## BEGIN SUPPLIED MATERIAL
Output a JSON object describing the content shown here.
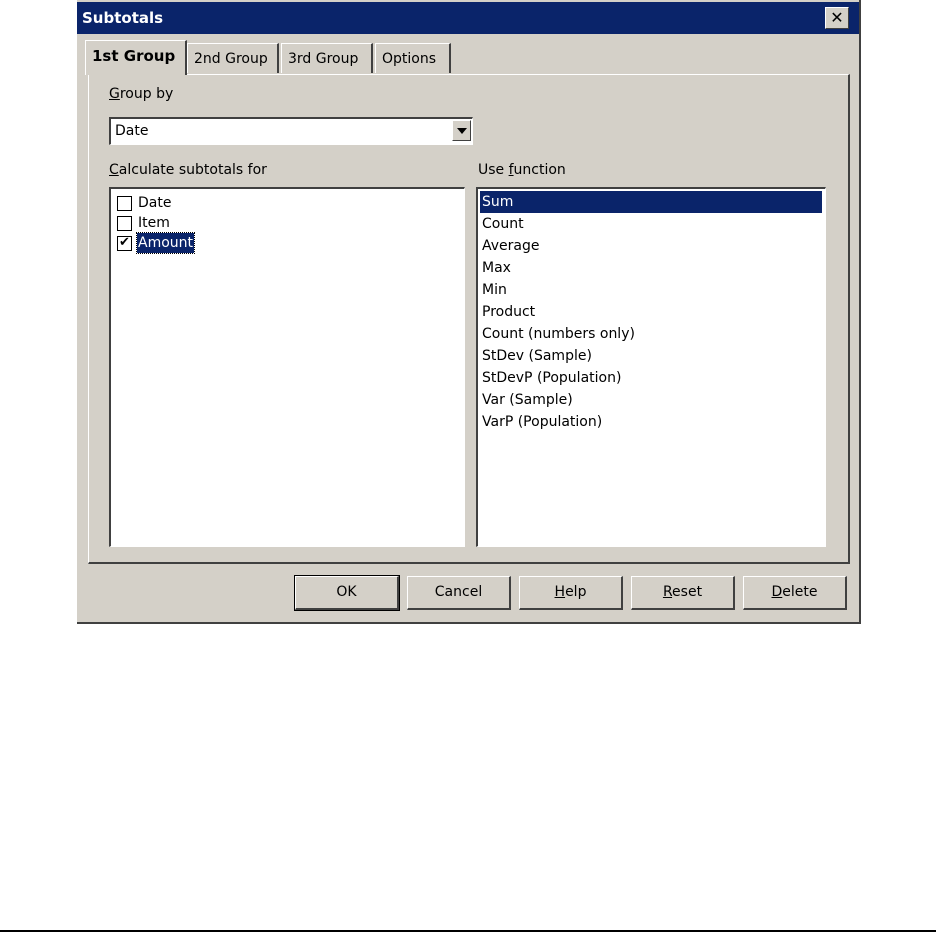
{
  "window": {
    "title": "Subtotals",
    "close_symbol": "✕"
  },
  "tabs": [
    {
      "label": "1st Group",
      "active": true
    },
    {
      "label": "2nd Group",
      "active": false
    },
    {
      "label": "3rd Group",
      "active": false
    },
    {
      "label": "Options",
      "active": false
    }
  ],
  "group_by": {
    "mnemonic": "G",
    "label_rest": "roup by",
    "value": "Date"
  },
  "calculate": {
    "mnemonic": "C",
    "label_rest": "alculate subtotals for",
    "items": [
      {
        "label": "Date",
        "checked": false,
        "mark": ""
      },
      {
        "label": "Item",
        "checked": false,
        "mark": ""
      },
      {
        "label": "Amount",
        "checked": true,
        "mark": "✔"
      }
    ]
  },
  "use_function": {
    "label_pre": "Use ",
    "mnemonic": "f",
    "label_rest": "unction",
    "items": [
      "Sum",
      "Count",
      "Average",
      "Max",
      "Min",
      "Product",
      "Count (numbers only)",
      "StDev (Sample)",
      "StDevP (Population)",
      "Var (Sample)",
      "VarP (Population)"
    ],
    "selected": "Sum"
  },
  "buttons": {
    "ok": "OK",
    "cancel": "Cancel",
    "help": {
      "mnemonic": "H",
      "rest": "elp"
    },
    "reset": {
      "mnemonic": "R",
      "rest": "eset"
    },
    "delete": {
      "mnemonic": "D",
      "rest": "elete"
    }
  },
  "colors": {
    "dialog_bg": "#d4d0c8",
    "titlebar": "#0a246a",
    "selection": "#0a246a"
  }
}
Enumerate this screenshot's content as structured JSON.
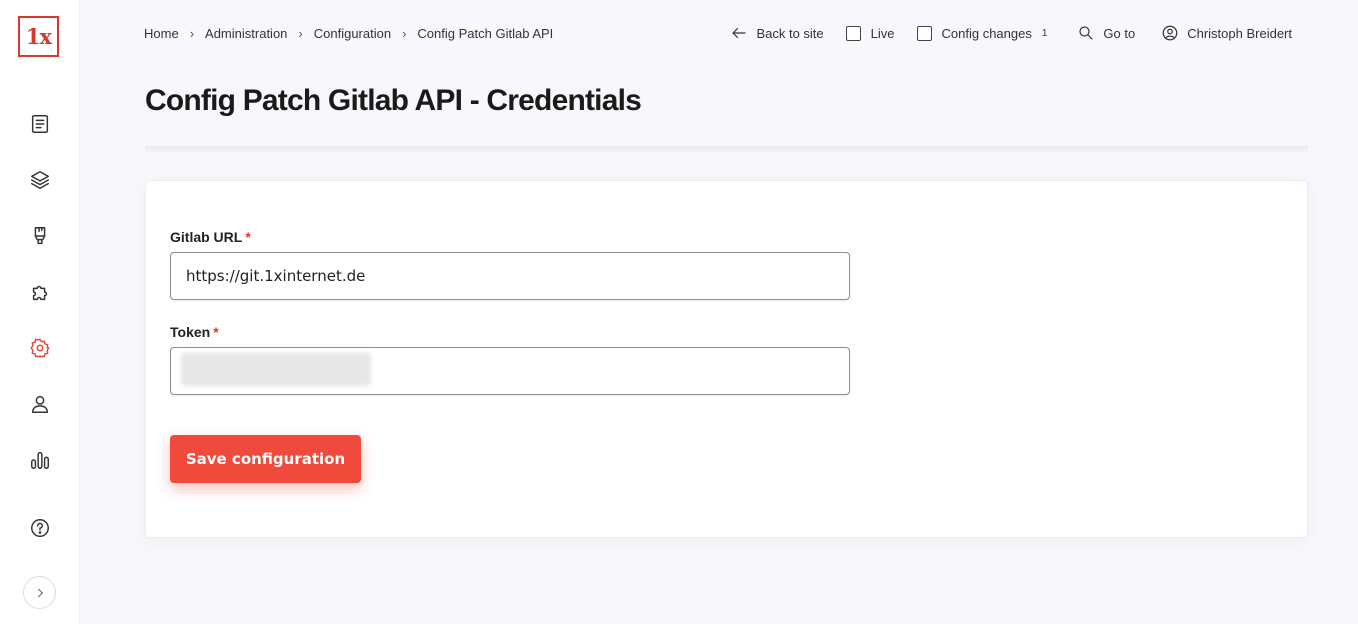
{
  "app": {
    "logo_text": "1x",
    "accent_color": "#f04a3d",
    "logo_color": "#d9382e"
  },
  "sidebar": {
    "items": [
      {
        "icon": "content-icon",
        "label": "Content"
      },
      {
        "icon": "layers-icon",
        "label": "Structure"
      },
      {
        "icon": "appearance-icon",
        "label": "Appearance"
      },
      {
        "icon": "extend-icon",
        "label": "Extend"
      },
      {
        "icon": "gear-icon",
        "label": "Configuration",
        "active": true
      },
      {
        "icon": "user-icon",
        "label": "People"
      },
      {
        "icon": "reports-icon",
        "label": "Reports"
      },
      {
        "icon": "help-icon",
        "label": "Help"
      }
    ],
    "collapse_icon": "chevron-right-icon"
  },
  "breadcrumb": {
    "items": [
      "Home",
      "Administration",
      "Configuration",
      "Config Patch Gitlab API"
    ],
    "separator": "›"
  },
  "topbar": {
    "back_label": "Back to site",
    "live_label": "Live",
    "config_changes_label": "Config changes",
    "config_changes_count": "1",
    "goto_label": "Go to",
    "user_name": "Christoph Breidert"
  },
  "page": {
    "title": "Config Patch Gitlab API - Credentials"
  },
  "form": {
    "gitlab_url": {
      "label": "Gitlab URL",
      "required_mark": "*",
      "value": "https://git.1xinternet.de"
    },
    "token": {
      "label": "Token",
      "required_mark": "*",
      "value": ""
    },
    "save_label": "Save configuration"
  }
}
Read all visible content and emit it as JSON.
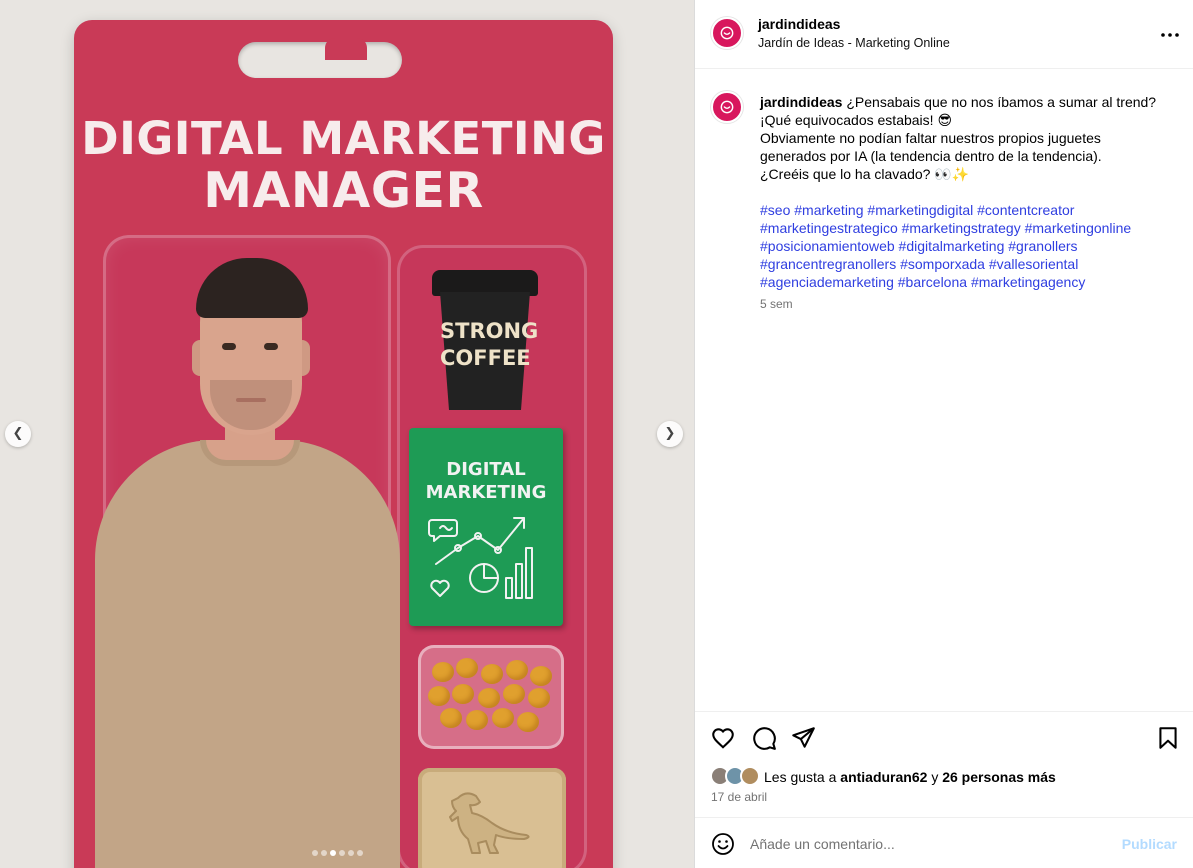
{
  "media": {
    "card_title_line1": "DIGITAL MARKETING",
    "card_title_line2": "MANAGER",
    "cup_text_line1": "STRONG",
    "cup_text_line2": "COFFEE",
    "book_text_line1": "DIGITAL",
    "book_text_line2": "MARKETING",
    "carousel": {
      "slide_count": 6,
      "active_index": 2
    },
    "prev_icon": "chevron-left-icon",
    "next_icon": "chevron-right-icon"
  },
  "header": {
    "username": "jardindideas",
    "subtitle": "Jardín de Ideas - Marketing Online",
    "more_icon": "more-horizontal-icon"
  },
  "caption": {
    "username": "jardindideas",
    "line1": "¿Pensabais que no nos íbamos a sumar al trend?",
    "line2": "¡Qué equivocados estabais! 😎",
    "line3": "Obviamente no podían faltar nuestros propios juguetes generados por IA (la tendencia dentro de la tendencia).",
    "line4": "¿Creéis que lo ha clavado? 👀✨",
    "hashtags": [
      "#seo",
      "#marketing",
      "#marketingdigital",
      "#contentcreator",
      "#marketingestrategico",
      "#marketingstrategy",
      "#marketingonline",
      "#posicionamientoweb",
      "#digitalmarketing",
      "#granollers",
      "#grancentregranollers",
      "#somporxada",
      "#vallesoriental",
      "#agenciademarketing",
      "#barcelona",
      "#marketingagency"
    ],
    "time": "5 sem"
  },
  "actions": {
    "like_icon": "heart-icon",
    "comment_icon": "comment-icon",
    "share_icon": "send-icon",
    "save_icon": "bookmark-icon"
  },
  "likes": {
    "prefix": "Les gusta a",
    "user": "antiaduran62",
    "connector": "y",
    "others": "26 personas más"
  },
  "date": "17 de abril",
  "comment": {
    "placeholder": "Añade un comentario...",
    "publish_label": "Publicar",
    "emoji_icon": "smiley-icon"
  },
  "colors": {
    "brand": "#d8175d",
    "hashtag": "#2f3ee0",
    "publish_disabled": "#b3dbff",
    "card": "#c93a57"
  }
}
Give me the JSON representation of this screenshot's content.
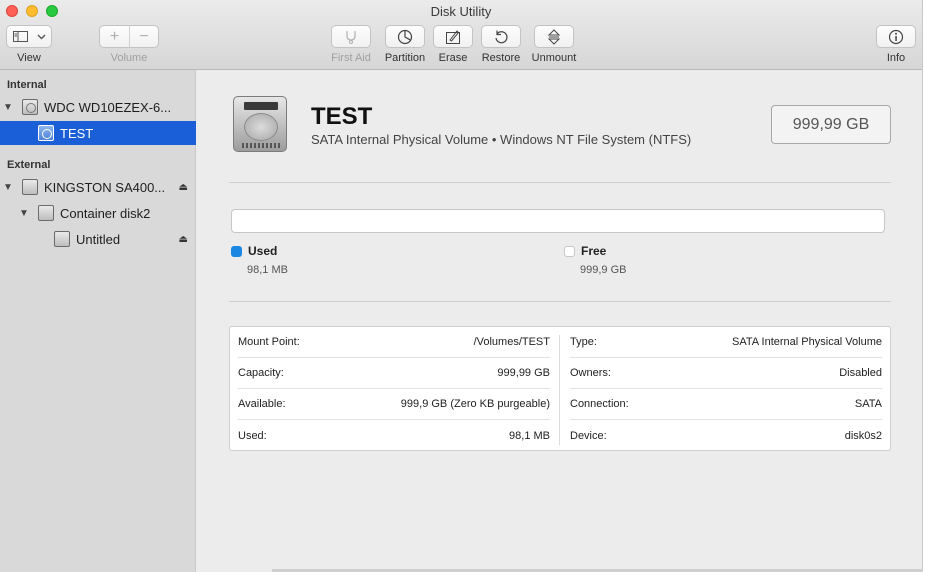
{
  "window": {
    "title": "Disk Utility"
  },
  "toolbar": {
    "view_label": "View",
    "volume_label": "Volume",
    "first_aid_label": "First Aid",
    "partition_label": "Partition",
    "erase_label": "Erase",
    "restore_label": "Restore",
    "unmount_label": "Unmount",
    "info_label": "Info"
  },
  "sidebar": {
    "internal_header": "Internal",
    "external_header": "External",
    "items": [
      {
        "label": "WDC WD10EZEX-6..."
      },
      {
        "label": "TEST"
      },
      {
        "label": "KINGSTON SA400..."
      },
      {
        "label": "Container disk2"
      },
      {
        "label": "Untitled"
      }
    ]
  },
  "volume": {
    "name": "TEST",
    "subtitle": "SATA Internal Physical Volume • Windows NT File System (NTFS)",
    "size": "999,99 GB"
  },
  "usage": {
    "used_label": "Used",
    "used_value": "98,1 MB",
    "free_label": "Free",
    "free_value": "999,9 GB",
    "used_fraction": 0.0001,
    "used_color": "#1c86e3"
  },
  "info": {
    "left": [
      {
        "key": "Mount Point:",
        "value": "/Volumes/TEST"
      },
      {
        "key": "Capacity:",
        "value": "999,99 GB"
      },
      {
        "key": "Available:",
        "value": "999,9 GB (Zero KB purgeable)"
      },
      {
        "key": "Used:",
        "value": "98,1 MB"
      }
    ],
    "right": [
      {
        "key": "Type:",
        "value": "SATA Internal Physical Volume"
      },
      {
        "key": "Owners:",
        "value": "Disabled"
      },
      {
        "key": "Connection:",
        "value": "SATA"
      },
      {
        "key": "Device:",
        "value": "disk0s2"
      }
    ]
  },
  "accent_color": "#1a5fd8"
}
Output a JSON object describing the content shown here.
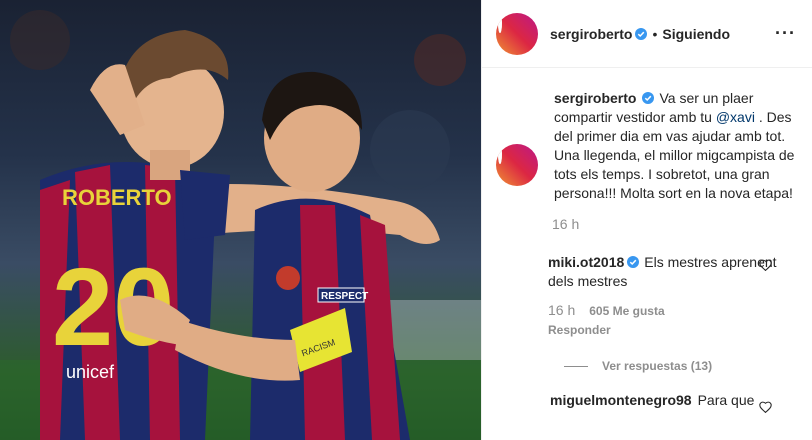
{
  "post": {
    "author": "sergiroberto",
    "follow_status": "Siguiendo",
    "dot": "•",
    "more_label": "···"
  },
  "caption": {
    "username": "sergiroberto",
    "text_before": "Va ser un plaer compartir vestidor amb tu ",
    "mention": "@xavi",
    "text_after": " . Des del primer dia em vas ajudar amb tot. Una llegenda, el millor migcampista de tots els temps. I sobretot, una gran persona!!! Molta sort en la nova etapa!",
    "time": "16 h"
  },
  "comments": [
    {
      "username": "miki.ot2018",
      "text": "Els mestres aprenent dels mestres",
      "time": "16 h",
      "likes": "605 Me gusta",
      "reply_label": "Responder",
      "view_replies": "Ver respuestas (13)"
    },
    {
      "username": "miguelmontenegro98",
      "text": "Para que"
    }
  ],
  "photo": {
    "jersey_name": "ROBERTO",
    "jersey_number": "20",
    "sponsor": "unicef",
    "sleeve_text": "RESPECT",
    "armband_text": "RACISM"
  },
  "colors": {
    "verified": "#3897f0",
    "link": "#00376b",
    "secondary": "#8e8e8e",
    "barca_blue": "#1c2b6b",
    "barca_red": "#a6123d",
    "gold": "#e8d33a"
  }
}
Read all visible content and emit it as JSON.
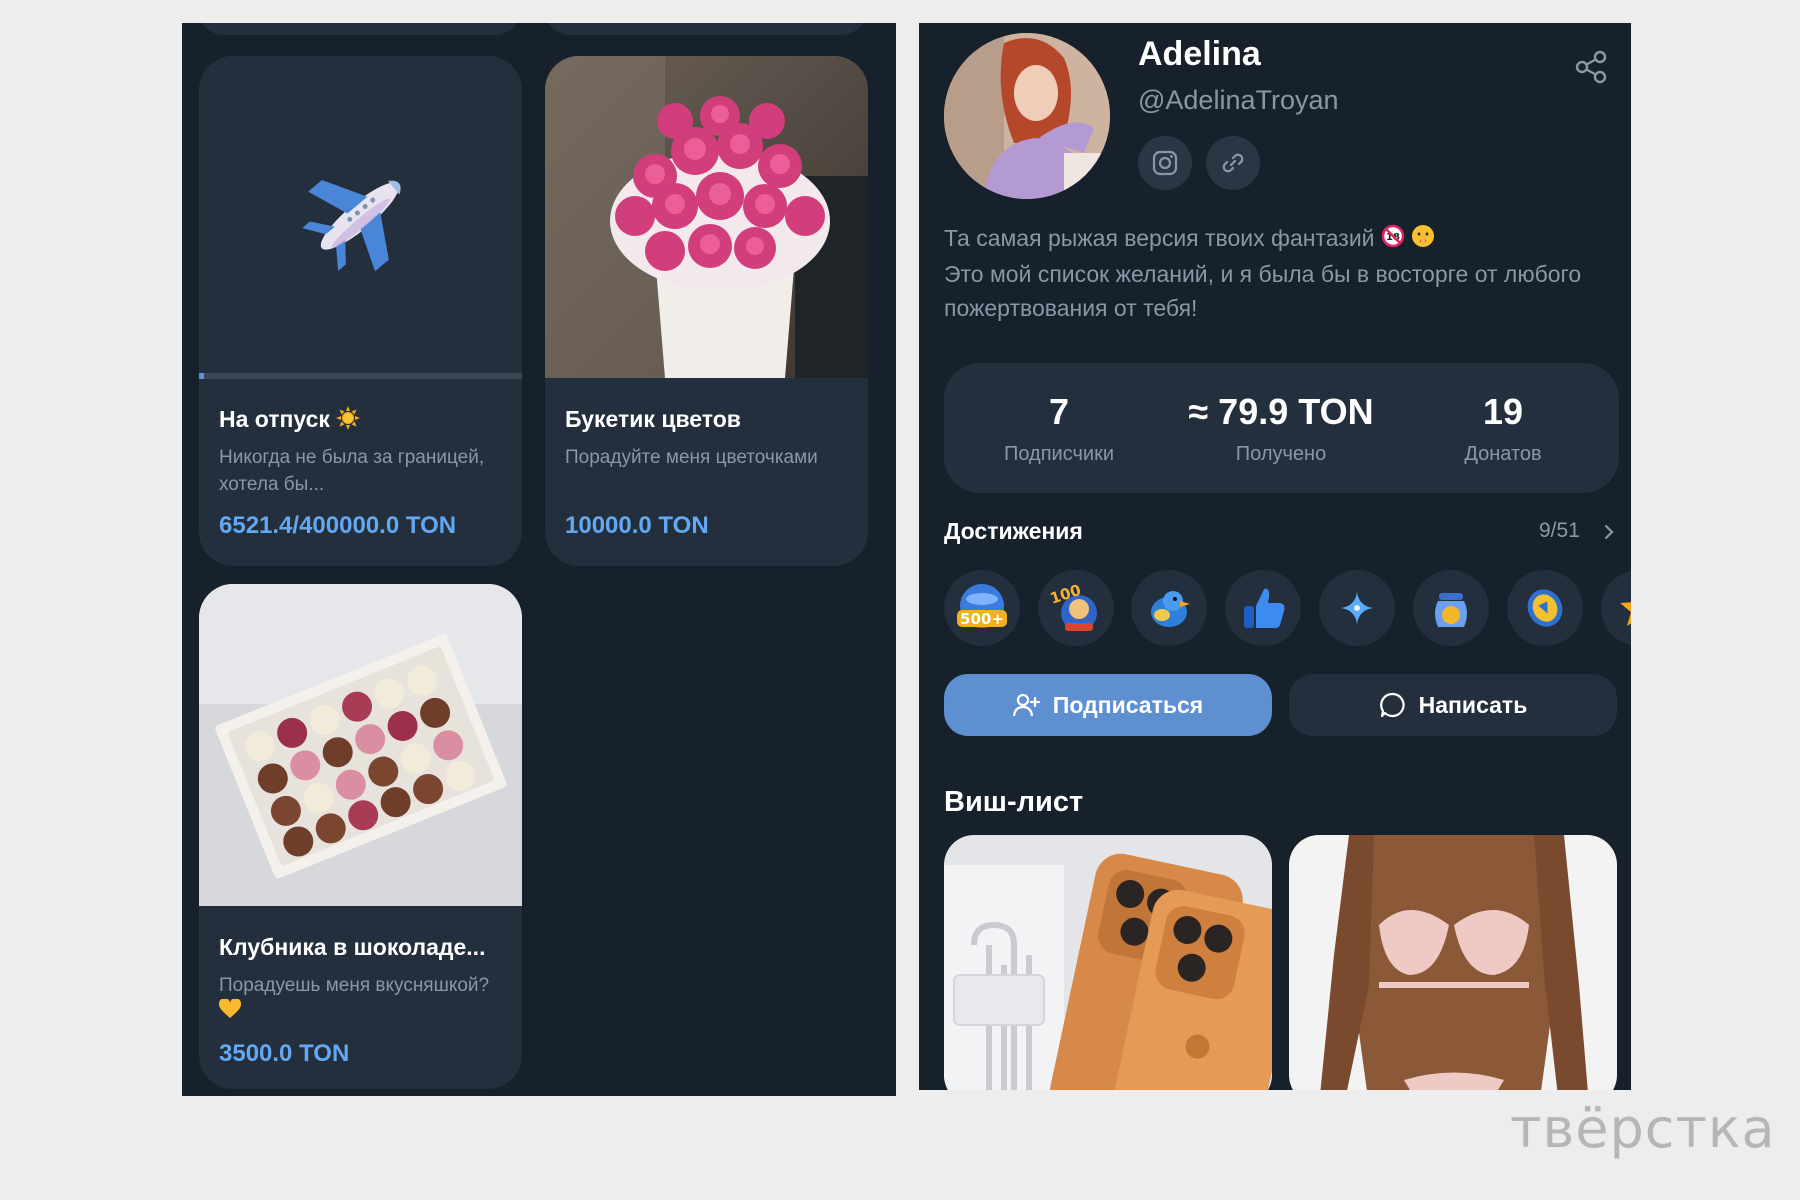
{
  "wishlist_cards": [
    {
      "title": "На отпуск",
      "description": "Никогда не была за границей, хотела бы...",
      "price": "6521.4/400000.0 TON",
      "progress_percent": 1.6,
      "image": "airplane-icon"
    },
    {
      "title": "Букетик цветов",
      "description": "Порадуйте меня цветочками",
      "price": "10000.0 TON",
      "image": "pink-roses-box-photo"
    },
    {
      "title": "Клубника в шоколаде...",
      "description": "Порадуешь меня вкусняшкой?",
      "price": "3500.0 TON",
      "image": "chocolate-strawberries-photo"
    }
  ],
  "profile": {
    "name": "Adelina",
    "handle": "@AdelinaTroyan",
    "bio_line1": "Та самая рыжая версия твоих фантазий",
    "bio_line2": "Это мой список желаний, и я была бы в восторге от любого пожертвования от тебя!"
  },
  "stats": [
    {
      "value": "7",
      "label": "Подписчики"
    },
    {
      "value": "≈ 79.9 TON",
      "label": "Получено"
    },
    {
      "value": "19",
      "label": "Донатов"
    }
  ],
  "achievements": {
    "title": "Достижения",
    "count": "9/51",
    "badges": [
      "500-plus-badge-icon",
      "100-badge-icon",
      "bird-badge-icon",
      "thumbs-up-badge-icon",
      "sparkle-badge-icon",
      "jar-badge-icon",
      "coin-badge-icon",
      "star-badge-icon"
    ]
  },
  "actions": {
    "subscribe_label": "Подписаться",
    "message_label": "Написать"
  },
  "wishlist": {
    "title": "Виш-лист",
    "thumbs": [
      "orange-phones-photo",
      "lingerie-photo"
    ]
  },
  "watermark": "твёрстка",
  "colors": {
    "background": "#ededed",
    "panel": "#17212b",
    "card": "#232f3c",
    "accent": "#5e8fd0",
    "price": "#63a8f2",
    "muted_text": "#8a97a6"
  }
}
## END SUPPLIED MATERIAL
> [AIM OF THE EXERCISE]: Find the word "меня" in the entries above and gather every line that holds it.

> [SOLUTION]:
      "description": "Порадуйте меня цветочками",
      "description": "Порадуешь меня вкусняшкой?",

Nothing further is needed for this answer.